***** Data lines *****

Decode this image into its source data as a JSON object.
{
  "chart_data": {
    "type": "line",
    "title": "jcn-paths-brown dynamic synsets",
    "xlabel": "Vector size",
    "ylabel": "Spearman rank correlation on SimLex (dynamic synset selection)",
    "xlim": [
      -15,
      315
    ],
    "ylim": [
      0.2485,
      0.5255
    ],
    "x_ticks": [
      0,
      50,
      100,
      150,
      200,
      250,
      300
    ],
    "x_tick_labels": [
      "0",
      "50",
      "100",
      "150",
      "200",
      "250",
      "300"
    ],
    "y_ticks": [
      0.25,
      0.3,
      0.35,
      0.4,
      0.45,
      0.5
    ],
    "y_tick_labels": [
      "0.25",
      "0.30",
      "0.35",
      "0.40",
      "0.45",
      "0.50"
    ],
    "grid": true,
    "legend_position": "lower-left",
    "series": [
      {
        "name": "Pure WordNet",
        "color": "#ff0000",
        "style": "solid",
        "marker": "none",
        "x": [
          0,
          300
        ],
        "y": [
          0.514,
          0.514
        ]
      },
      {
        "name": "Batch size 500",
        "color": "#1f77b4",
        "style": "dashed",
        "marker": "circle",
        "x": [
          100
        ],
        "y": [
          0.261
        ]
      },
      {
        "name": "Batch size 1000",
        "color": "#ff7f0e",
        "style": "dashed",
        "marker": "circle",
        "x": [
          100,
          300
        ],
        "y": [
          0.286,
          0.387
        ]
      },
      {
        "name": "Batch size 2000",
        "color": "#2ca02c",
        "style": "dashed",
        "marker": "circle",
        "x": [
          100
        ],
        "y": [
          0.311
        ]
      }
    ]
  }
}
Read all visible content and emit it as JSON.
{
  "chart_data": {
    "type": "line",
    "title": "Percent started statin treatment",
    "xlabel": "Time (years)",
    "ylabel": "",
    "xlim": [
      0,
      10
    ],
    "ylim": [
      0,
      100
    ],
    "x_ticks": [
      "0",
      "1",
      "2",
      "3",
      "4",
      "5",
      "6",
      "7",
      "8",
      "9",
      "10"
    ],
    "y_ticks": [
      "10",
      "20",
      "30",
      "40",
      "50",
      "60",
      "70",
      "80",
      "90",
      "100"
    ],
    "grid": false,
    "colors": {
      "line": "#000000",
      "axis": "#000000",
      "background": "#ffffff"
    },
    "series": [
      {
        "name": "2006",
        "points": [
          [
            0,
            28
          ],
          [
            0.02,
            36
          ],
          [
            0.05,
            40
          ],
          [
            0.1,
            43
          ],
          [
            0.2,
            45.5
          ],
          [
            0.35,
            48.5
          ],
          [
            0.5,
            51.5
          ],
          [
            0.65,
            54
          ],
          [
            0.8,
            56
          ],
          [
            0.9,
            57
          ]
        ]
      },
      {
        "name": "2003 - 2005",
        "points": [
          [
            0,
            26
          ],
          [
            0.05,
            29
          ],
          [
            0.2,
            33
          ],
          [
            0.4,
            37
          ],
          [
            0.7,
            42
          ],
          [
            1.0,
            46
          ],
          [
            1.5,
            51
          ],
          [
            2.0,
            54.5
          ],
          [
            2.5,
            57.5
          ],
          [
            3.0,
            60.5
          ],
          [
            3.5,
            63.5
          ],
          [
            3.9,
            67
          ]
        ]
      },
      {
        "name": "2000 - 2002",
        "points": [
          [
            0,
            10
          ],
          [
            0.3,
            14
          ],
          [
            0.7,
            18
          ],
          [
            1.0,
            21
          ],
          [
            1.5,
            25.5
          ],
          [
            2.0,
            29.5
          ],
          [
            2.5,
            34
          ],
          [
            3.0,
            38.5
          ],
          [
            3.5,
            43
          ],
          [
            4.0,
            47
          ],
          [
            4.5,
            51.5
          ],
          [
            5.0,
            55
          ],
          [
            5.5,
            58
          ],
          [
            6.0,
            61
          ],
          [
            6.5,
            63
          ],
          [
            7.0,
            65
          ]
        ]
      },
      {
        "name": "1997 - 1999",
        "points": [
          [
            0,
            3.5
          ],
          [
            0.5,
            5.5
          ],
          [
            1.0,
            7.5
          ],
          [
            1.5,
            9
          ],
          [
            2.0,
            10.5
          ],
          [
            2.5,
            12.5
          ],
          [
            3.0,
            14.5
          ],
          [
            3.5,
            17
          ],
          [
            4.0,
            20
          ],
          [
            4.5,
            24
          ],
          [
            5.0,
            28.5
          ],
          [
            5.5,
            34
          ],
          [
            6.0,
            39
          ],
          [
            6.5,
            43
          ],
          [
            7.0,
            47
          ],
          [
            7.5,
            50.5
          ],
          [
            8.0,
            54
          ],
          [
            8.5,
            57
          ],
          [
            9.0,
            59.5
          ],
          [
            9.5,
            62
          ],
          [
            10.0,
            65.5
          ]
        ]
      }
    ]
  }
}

*****

[Exercise instructions]:
Your task is to return the full listing exactly as it was given.

[Answer to this exercise]:
Decode this image into its source data as a JSON object.
{
  "chart_data": {
    "type": "line",
    "title": "jcn-paths-brown dynamic synsets",
    "xlabel": "Vector size",
    "ylabel": "Spearman rank correlation on SimLex (dynamic synset selection)",
    "xlim": [
      -15,
      315
    ],
    "ylim": [
      0.2485,
      0.5255
    ],
    "x_ticks": [
      0,
      50,
      100,
      150,
      200,
      250,
      300
    ],
    "x_tick_labels": [
      "0",
      "50",
      "100",
      "150",
      "200",
      "250",
      "300"
    ],
    "y_ticks": [
      0.25,
      0.3,
      0.35,
      0.4,
      0.45,
      0.5
    ],
    "y_tick_labels": [
      "0.25",
      "0.30",
      "0.35",
      "0.40",
      "0.45",
      "0.50"
    ],
    "grid": true,
    "legend_position": "lower-left",
    "series": [
      {
        "name": "Pure WordNet",
        "color": "#ff0000",
        "style": "solid",
        "marker": "none",
        "x": [
          0,
          300
        ],
        "y": [
          0.514,
          0.514
        ]
      },
      {
        "name": "Batch size 500",
        "color": "#1f77b4",
        "style": "dashed",
        "marker": "circle",
        "x": [
          100
        ],
        "y": [
          0.261
        ]
      },
      {
        "name": "Batch size 1000",
        "color": "#ff7f0e",
        "style": "dashed",
        "marker": "circle",
        "x": [
          100,
          300
        ],
        "y": [
          0.286,
          0.387
        ]
      },
      {
        "name": "Batch size 2000",
        "color": "#2ca02c",
        "style": "dashed",
        "marker": "circle",
        "x": [
          100
        ],
        "y": [
          0.311
        ]
      }
    ]
  }
}
Read all visible content and emit it as JSON.
{
  "chart_data": {
    "type": "line",
    "title": "Percent started statin treatment",
    "xlabel": "Time (years)",
    "ylabel": "",
    "xlim": [
      0,
      10
    ],
    "ylim": [
      0,
      100
    ],
    "x_ticks": [
      "0",
      "1",
      "2",
      "3",
      "4",
      "5",
      "6",
      "7",
      "8",
      "9",
      "10"
    ],
    "y_ticks": [
      "10",
      "20",
      "30",
      "40",
      "50",
      "60",
      "70",
      "80",
      "90",
      "100"
    ],
    "grid": false,
    "colors": {
      "line": "#000000",
      "axis": "#000000",
      "background": "#ffffff"
    },
    "series": [
      {
        "name": "2006",
        "points": [
          [
            0,
            28
          ],
          [
            0.02,
            36
          ],
          [
            0.05,
            40
          ],
          [
            0.1,
            43
          ],
          [
            0.2,
            45.5
          ],
          [
            0.35,
            48.5
          ],
          [
            0.5,
            51.5
          ],
          [
            0.65,
            54
          ],
          [
            0.8,
            56
          ],
          [
            0.9,
            57
          ]
        ]
      },
      {
        "name": "2003 - 2005",
        "points": [
          [
            0,
            26
          ],
          [
            0.05,
            29
          ],
          [
            0.2,
            33
          ],
          [
            0.4,
            37
          ],
          [
            0.7,
            42
          ],
          [
            1.0,
            46
          ],
          [
            1.5,
            51
          ],
          [
            2.0,
            54.5
          ],
          [
            2.5,
            57.5
          ],
          [
            3.0,
            60.5
          ],
          [
            3.5,
            63.5
          ],
          [
            3.9,
            67
          ]
        ]
      },
      {
        "name": "2000 - 2002",
        "points": [
          [
            0,
            10
          ],
          [
            0.3,
            14
          ],
          [
            0.7,
            18
          ],
          [
            1.0,
            21
          ],
          [
            1.5,
            25.5
          ],
          [
            2.0,
            29.5
          ],
          [
            2.5,
            34
          ],
          [
            3.0,
            38.5
          ],
          [
            3.5,
            43
          ],
          [
            4.0,
            47
          ],
          [
            4.5,
            51.5
          ],
          [
            5.0,
            55
          ],
          [
            5.5,
            58
          ],
          [
            6.0,
            61
          ],
          [
            6.5,
            63
          ],
          [
            7.0,
            65
          ]
        ]
      },
      {
        "name": "1997 - 1999",
        "points": [
          [
            0,
            3.5
          ],
          [
            0.5,
            5.5
          ],
          [
            1.0,
            7.5
          ],
          [
            1.5,
            9
          ],
          [
            2.0,
            10.5
          ],
          [
            2.5,
            12.5
          ],
          [
            3.0,
            14.5
          ],
          [
            3.5,
            17
          ],
          [
            4.0,
            20
          ],
          [
            4.5,
            24
          ],
          [
            5.0,
            28.5
          ],
          [
            5.5,
            34
          ],
          [
            6.0,
            39
          ],
          [
            6.5,
            43
          ],
          [
            7.0,
            47
          ],
          [
            7.5,
            50.5
          ],
          [
            8.0,
            54
          ],
          [
            8.5,
            57
          ],
          [
            9.0,
            59.5
          ],
          [
            9.5,
            62
          ],
          [
            10.0,
            65.5
          ]
        ]
      }
    ]
  }
}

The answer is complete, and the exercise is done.